=== Task statement ===
Give every entry again, word for word.

(Stored items from a collection)
* * *

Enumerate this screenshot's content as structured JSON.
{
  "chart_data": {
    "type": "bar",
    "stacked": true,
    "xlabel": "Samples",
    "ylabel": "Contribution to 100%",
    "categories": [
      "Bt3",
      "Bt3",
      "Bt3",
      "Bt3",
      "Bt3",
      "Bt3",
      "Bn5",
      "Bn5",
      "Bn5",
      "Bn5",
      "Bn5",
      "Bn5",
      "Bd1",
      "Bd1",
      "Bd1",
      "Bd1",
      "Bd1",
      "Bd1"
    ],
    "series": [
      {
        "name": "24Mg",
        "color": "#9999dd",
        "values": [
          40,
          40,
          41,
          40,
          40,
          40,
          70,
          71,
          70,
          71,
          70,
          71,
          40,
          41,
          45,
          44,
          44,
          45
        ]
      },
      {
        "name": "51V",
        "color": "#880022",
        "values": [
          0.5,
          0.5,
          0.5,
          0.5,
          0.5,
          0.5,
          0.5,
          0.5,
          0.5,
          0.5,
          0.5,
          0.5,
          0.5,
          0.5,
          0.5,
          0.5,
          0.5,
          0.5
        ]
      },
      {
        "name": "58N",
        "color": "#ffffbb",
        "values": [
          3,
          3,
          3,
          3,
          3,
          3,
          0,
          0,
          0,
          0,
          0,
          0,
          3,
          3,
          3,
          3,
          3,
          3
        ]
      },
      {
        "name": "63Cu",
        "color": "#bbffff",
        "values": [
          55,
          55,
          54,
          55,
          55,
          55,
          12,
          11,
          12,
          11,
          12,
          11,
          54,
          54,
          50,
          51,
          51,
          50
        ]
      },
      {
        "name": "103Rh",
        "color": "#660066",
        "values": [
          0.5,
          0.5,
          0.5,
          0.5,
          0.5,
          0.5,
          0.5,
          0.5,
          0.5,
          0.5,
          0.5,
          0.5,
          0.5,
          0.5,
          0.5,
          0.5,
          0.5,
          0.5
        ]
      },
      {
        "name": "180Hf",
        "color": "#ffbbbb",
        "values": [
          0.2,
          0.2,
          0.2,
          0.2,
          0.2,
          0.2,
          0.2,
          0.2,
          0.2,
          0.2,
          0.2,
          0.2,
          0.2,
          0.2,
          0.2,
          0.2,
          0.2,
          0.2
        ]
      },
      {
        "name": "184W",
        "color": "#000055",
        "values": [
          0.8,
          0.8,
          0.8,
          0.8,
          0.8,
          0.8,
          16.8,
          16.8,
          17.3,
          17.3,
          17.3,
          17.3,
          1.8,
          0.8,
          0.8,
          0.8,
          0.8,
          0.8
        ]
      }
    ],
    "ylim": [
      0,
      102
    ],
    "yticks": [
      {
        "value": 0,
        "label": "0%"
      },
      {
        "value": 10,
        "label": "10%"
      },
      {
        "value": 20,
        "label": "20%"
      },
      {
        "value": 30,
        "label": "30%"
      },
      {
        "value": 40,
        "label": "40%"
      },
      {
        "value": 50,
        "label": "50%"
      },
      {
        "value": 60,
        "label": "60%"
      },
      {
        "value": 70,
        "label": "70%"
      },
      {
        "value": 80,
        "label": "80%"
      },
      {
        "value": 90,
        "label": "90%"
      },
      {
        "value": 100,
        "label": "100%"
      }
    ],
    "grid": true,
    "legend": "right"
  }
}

* * *

=== Task answer ===
Enumerate this screenshot's content as structured JSON.
{
  "chart_data": {
    "type": "bar",
    "stacked": true,
    "xlabel": "Samples",
    "ylabel": "Contribution to 100%",
    "categories": [
      "Bt3",
      "Bt3",
      "Bt3",
      "Bt3",
      "Bt3",
      "Bt3",
      "Bn5",
      "Bn5",
      "Bn5",
      "Bn5",
      "Bn5",
      "Bn5",
      "Bd1",
      "Bd1",
      "Bd1",
      "Bd1",
      "Bd1",
      "Bd1"
    ],
    "series": [
      {
        "name": "24Mg",
        "color": "#9999dd",
        "values": [
          40,
          40,
          41,
          40,
          40,
          40,
          70,
          71,
          70,
          71,
          70,
          71,
          40,
          41,
          45,
          44,
          44,
          45
        ]
      },
      {
        "name": "51V",
        "color": "#880022",
        "values": [
          0.5,
          0.5,
          0.5,
          0.5,
          0.5,
          0.5,
          0.5,
          0.5,
          0.5,
          0.5,
          0.5,
          0.5,
          0.5,
          0.5,
          0.5,
          0.5,
          0.5,
          0.5
        ]
      },
      {
        "name": "58N",
        "color": "#ffffbb",
        "values": [
          3,
          3,
          3,
          3,
          3,
          3,
          0,
          0,
          0,
          0,
          0,
          0,
          3,
          3,
          3,
          3,
          3,
          3
        ]
      },
      {
        "name": "63Cu",
        "color": "#bbffff",
        "values": [
          55,
          55,
          54,
          55,
          55,
          55,
          12,
          11,
          12,
          11,
          12,
          11,
          54,
          54,
          50,
          51,
          51,
          50
        ]
      },
      {
        "name": "103Rh",
        "color": "#660066",
        "values": [
          0.5,
          0.5,
          0.5,
          0.5,
          0.5,
          0.5,
          0.5,
          0.5,
          0.5,
          0.5,
          0.5,
          0.5,
          0.5,
          0.5,
          0.5,
          0.5,
          0.5,
          0.5
        ]
      },
      {
        "name": "180Hf",
        "color": "#ffbbbb",
        "values": [
          0.2,
          0.2,
          0.2,
          0.2,
          0.2,
          0.2,
          0.2,
          0.2,
          0.2,
          0.2,
          0.2,
          0.2,
          0.2,
          0.2,
          0.2,
          0.2,
          0.2,
          0.2
        ]
      },
      {
        "name": "184W",
        "color": "#000055",
        "values": [
          0.8,
          0.8,
          0.8,
          0.8,
          0.8,
          0.8,
          16.8,
          16.8,
          17.3,
          17.3,
          17.3,
          17.3,
          1.8,
          0.8,
          0.8,
          0.8,
          0.8,
          0.8
        ]
      }
    ],
    "ylim": [
      0,
      102
    ],
    "yticks": [
      {
        "value": 0,
        "label": "0%"
      },
      {
        "value": 10,
        "label": "10%"
      },
      {
        "value": 20,
        "label": "20%"
      },
      {
        "value": 30,
        "label": "30%"
      },
      {
        "value": 40,
        "label": "40%"
      },
      {
        "value": 50,
        "label": "50%"
      },
      {
        "value": 60,
        "label": "60%"
      },
      {
        "value": 70,
        "label": "70%"
      },
      {
        "value": 80,
        "label": "80%"
      },
      {
        "value": 90,
        "label": "90%"
      },
      {
        "value": 100,
        "label": "100%"
      }
    ],
    "grid": true,
    "legend": "right"
  }
}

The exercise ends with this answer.